------ Materials provided

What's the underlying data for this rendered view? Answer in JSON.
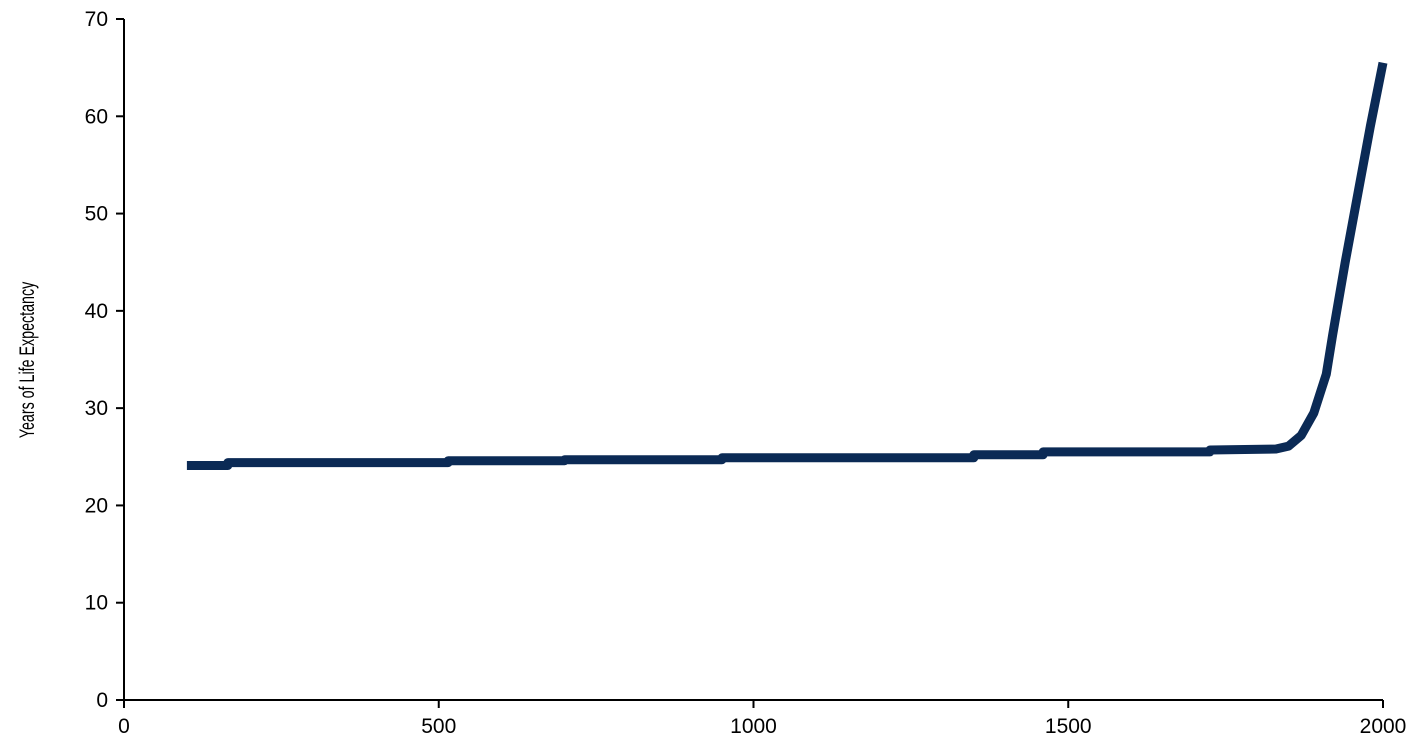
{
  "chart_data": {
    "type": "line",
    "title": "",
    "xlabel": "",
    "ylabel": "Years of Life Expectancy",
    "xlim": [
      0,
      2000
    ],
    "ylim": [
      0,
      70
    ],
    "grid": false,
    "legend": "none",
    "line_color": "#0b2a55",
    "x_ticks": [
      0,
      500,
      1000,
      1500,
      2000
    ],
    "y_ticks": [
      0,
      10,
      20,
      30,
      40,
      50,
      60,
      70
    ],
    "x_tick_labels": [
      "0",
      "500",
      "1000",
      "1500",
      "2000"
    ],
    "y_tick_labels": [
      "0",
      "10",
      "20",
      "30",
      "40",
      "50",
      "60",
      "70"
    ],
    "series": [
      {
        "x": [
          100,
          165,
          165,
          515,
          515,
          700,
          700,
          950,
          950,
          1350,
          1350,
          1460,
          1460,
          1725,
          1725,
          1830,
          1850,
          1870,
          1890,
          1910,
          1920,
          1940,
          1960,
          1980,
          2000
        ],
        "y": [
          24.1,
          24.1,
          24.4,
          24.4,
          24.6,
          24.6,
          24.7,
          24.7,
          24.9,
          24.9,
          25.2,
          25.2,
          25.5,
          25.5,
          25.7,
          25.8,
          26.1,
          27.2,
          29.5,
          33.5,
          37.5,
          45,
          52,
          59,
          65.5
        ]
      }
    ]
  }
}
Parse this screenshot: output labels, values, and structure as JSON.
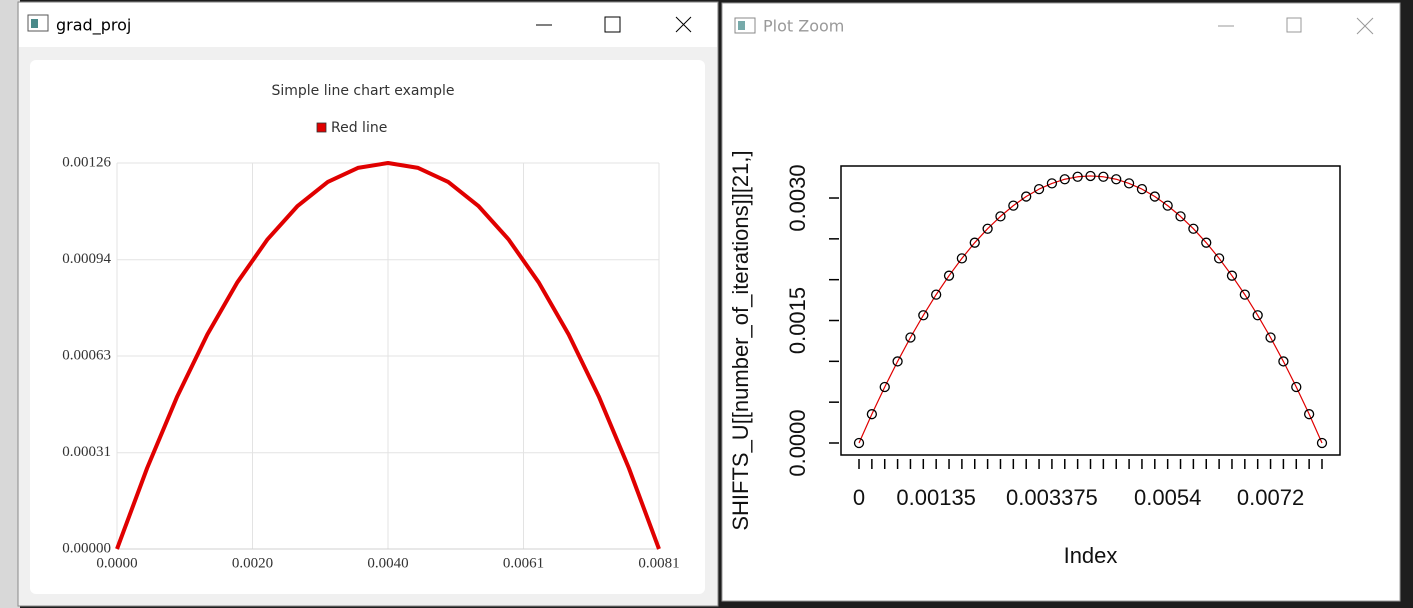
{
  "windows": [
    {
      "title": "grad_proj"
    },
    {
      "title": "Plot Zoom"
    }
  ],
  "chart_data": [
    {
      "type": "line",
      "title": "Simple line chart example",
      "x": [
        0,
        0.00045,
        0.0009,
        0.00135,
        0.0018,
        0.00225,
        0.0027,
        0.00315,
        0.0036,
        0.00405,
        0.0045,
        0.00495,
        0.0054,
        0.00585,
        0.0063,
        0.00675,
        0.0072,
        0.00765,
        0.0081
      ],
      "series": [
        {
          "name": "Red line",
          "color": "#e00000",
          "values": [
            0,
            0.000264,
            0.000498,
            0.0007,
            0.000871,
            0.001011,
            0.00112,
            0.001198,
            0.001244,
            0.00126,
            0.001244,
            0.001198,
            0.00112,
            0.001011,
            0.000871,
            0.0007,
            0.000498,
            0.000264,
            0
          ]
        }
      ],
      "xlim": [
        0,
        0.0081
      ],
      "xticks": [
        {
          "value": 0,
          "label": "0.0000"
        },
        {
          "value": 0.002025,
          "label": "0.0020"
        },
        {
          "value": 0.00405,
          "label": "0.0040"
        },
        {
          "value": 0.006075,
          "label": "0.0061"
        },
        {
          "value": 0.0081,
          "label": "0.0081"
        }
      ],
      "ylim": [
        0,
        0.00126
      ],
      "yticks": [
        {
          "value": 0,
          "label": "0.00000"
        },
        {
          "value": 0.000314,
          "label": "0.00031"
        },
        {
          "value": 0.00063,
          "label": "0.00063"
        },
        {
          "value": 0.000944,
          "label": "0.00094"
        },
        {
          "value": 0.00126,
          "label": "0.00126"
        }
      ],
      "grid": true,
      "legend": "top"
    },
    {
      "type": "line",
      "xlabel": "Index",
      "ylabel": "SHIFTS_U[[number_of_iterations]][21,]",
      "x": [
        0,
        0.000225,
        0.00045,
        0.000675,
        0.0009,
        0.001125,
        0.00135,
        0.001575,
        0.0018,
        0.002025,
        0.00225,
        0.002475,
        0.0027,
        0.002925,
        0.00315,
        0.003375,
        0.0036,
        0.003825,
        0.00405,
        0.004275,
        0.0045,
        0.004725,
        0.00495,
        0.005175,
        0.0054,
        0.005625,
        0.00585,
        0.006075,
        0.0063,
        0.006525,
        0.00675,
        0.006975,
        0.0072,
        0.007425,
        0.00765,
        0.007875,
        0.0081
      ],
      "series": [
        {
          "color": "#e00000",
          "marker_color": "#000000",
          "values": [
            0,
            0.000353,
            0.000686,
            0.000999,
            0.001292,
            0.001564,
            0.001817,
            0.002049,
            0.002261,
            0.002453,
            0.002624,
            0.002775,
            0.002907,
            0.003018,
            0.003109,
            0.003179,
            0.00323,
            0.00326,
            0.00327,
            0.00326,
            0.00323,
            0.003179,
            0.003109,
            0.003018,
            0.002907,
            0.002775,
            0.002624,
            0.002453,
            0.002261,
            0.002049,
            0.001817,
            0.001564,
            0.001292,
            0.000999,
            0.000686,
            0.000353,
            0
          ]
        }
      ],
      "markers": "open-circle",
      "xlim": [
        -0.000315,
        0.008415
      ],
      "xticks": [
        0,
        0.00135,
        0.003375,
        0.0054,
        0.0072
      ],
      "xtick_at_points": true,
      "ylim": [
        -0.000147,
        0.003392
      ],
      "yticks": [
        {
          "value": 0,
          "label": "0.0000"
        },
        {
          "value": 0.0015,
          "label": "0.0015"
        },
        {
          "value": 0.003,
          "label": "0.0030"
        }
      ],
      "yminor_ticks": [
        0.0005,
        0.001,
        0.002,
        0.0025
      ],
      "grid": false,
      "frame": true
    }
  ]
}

------------

▸ Given request: Set down all the entries exactly as they appear, but skip any pictures.

▸ Response to this task:
What's the underlying data for this rendered view? Answer in JSON.
{
  "chart_data": {
    "type": "line",
    "title": "",
    "xlabel": "",
    "ylabel": "Years of Life Expectancy",
    "xlim": [
      0,
      2000
    ],
    "ylim": [
      0,
      70
    ],
    "grid": false,
    "legend": "none",
    "line_color": "#0b2a55",
    "x_ticks": [
      0,
      500,
      1000,
      1500,
      2000
    ],
    "y_ticks": [
      0,
      10,
      20,
      30,
      40,
      50,
      60,
      70
    ],
    "x_tick_labels": [
      "0",
      "500",
      "1000",
      "1500",
      "2000"
    ],
    "y_tick_labels": [
      "0",
      "10",
      "20",
      "30",
      "40",
      "50",
      "60",
      "70"
    ],
    "series": [
      {
        "x": [
          100,
          165,
          165,
          515,
          515,
          700,
          700,
          950,
          950,
          1350,
          1350,
          1460,
          1460,
          1725,
          1725,
          1830,
          1850,
          1870,
          1890,
          1910,
          1920,
          1940,
          1960,
          1980,
          2000
        ],
        "y": [
          24.1,
          24.1,
          24.4,
          24.4,
          24.6,
          24.6,
          24.7,
          24.7,
          24.9,
          24.9,
          25.2,
          25.2,
          25.5,
          25.5,
          25.7,
          25.8,
          26.1,
          27.2,
          29.5,
          33.5,
          37.5,
          45,
          52,
          59,
          65.5
        ]
      }
    ]
  }
}
Parse this screenshot: output labels, values, and structure as JSON.
{
  "windows": [
    {
      "title": "grad_proj"
    },
    {
      "title": "Plot Zoom"
    }
  ],
  "chart_data": [
    {
      "type": "line",
      "title": "Simple line chart example",
      "x": [
        0,
        0.00045,
        0.0009,
        0.00135,
        0.0018,
        0.00225,
        0.0027,
        0.00315,
        0.0036,
        0.00405,
        0.0045,
        0.00495,
        0.0054,
        0.00585,
        0.0063,
        0.00675,
        0.0072,
        0.00765,
        0.0081
      ],
      "series": [
        {
          "name": "Red line",
          "color": "#e00000",
          "values": [
            0,
            0.000264,
            0.000498,
            0.0007,
            0.000871,
            0.001011,
            0.00112,
            0.001198,
            0.001244,
            0.00126,
            0.001244,
            0.001198,
            0.00112,
            0.001011,
            0.000871,
            0.0007,
            0.000498,
            0.000264,
            0
          ]
        }
      ],
      "xlim": [
        0,
        0.0081
      ],
      "xticks": [
        {
          "value": 0,
          "label": "0.0000"
        },
        {
          "value": 0.002025,
          "label": "0.0020"
        },
        {
          "value": 0.00405,
          "label": "0.0040"
        },
        {
          "value": 0.006075,
          "label": "0.0061"
        },
        {
          "value": 0.0081,
          "label": "0.0081"
        }
      ],
      "ylim": [
        0,
        0.00126
      ],
      "yticks": [
        {
          "value": 0,
          "label": "0.00000"
        },
        {
          "value": 0.000314,
          "label": "0.00031"
        },
        {
          "value": 0.00063,
          "label": "0.00063"
        },
        {
          "value": 0.000944,
          "label": "0.00094"
        },
        {
          "value": 0.00126,
          "label": "0.00126"
        }
      ],
      "grid": true,
      "legend": "top"
    },
    {
      "type": "line",
      "xlabel": "Index",
      "ylabel": "SHIFTS_U[[number_of_iterations]][21,]",
      "x": [
        0,
        0.000225,
        0.00045,
        0.000675,
        0.0009,
        0.001125,
        0.00135,
        0.001575,
        0.0018,
        0.002025,
        0.00225,
        0.002475,
        0.0027,
        0.002925,
        0.00315,
        0.003375,
        0.0036,
        0.003825,
        0.00405,
        0.004275,
        0.0045,
        0.004725,
        0.00495,
        0.005175,
        0.0054,
        0.005625,
        0.00585,
        0.006075,
        0.0063,
        0.006525,
        0.00675,
        0.006975,
        0.0072,
        0.007425,
        0.00765,
        0.007875,
        0.0081
      ],
      "series": [
        {
          "color": "#e00000",
          "marker_color": "#000000",
          "values": [
            0,
            0.000353,
            0.000686,
            0.000999,
            0.001292,
            0.001564,
            0.001817,
            0.002049,
            0.002261,
            0.002453,
            0.002624,
            0.002775,
            0.002907,
            0.003018,
            0.003109,
            0.003179,
            0.00323,
            0.00326,
            0.00327,
            0.00326,
            0.00323,
            0.003179,
            0.003109,
            0.003018,
            0.002907,
            0.002775,
            0.002624,
            0.002453,
            0.002261,
            0.002049,
            0.001817,
            0.001564,
            0.001292,
            0.000999,
            0.000686,
            0.000353,
            0
          ]
        }
      ],
      "markers": "open-circle",
      "xlim": [
        -0.000315,
        0.008415
      ],
      "xticks": [
        0,
        0.00135,
        0.003375,
        0.0054,
        0.0072
      ],
      "xtick_at_points": true,
      "ylim": [
        -0.000147,
        0.003392
      ],
      "yticks": [
        {
          "value": 0,
          "label": "0.0000"
        },
        {
          "value": 0.0015,
          "label": "0.0015"
        },
        {
          "value": 0.003,
          "label": "0.0030"
        }
      ],
      "yminor_ticks": [
        0.0005,
        0.001,
        0.002,
        0.0025
      ],
      "grid": false,
      "frame": true
    }
  ]
}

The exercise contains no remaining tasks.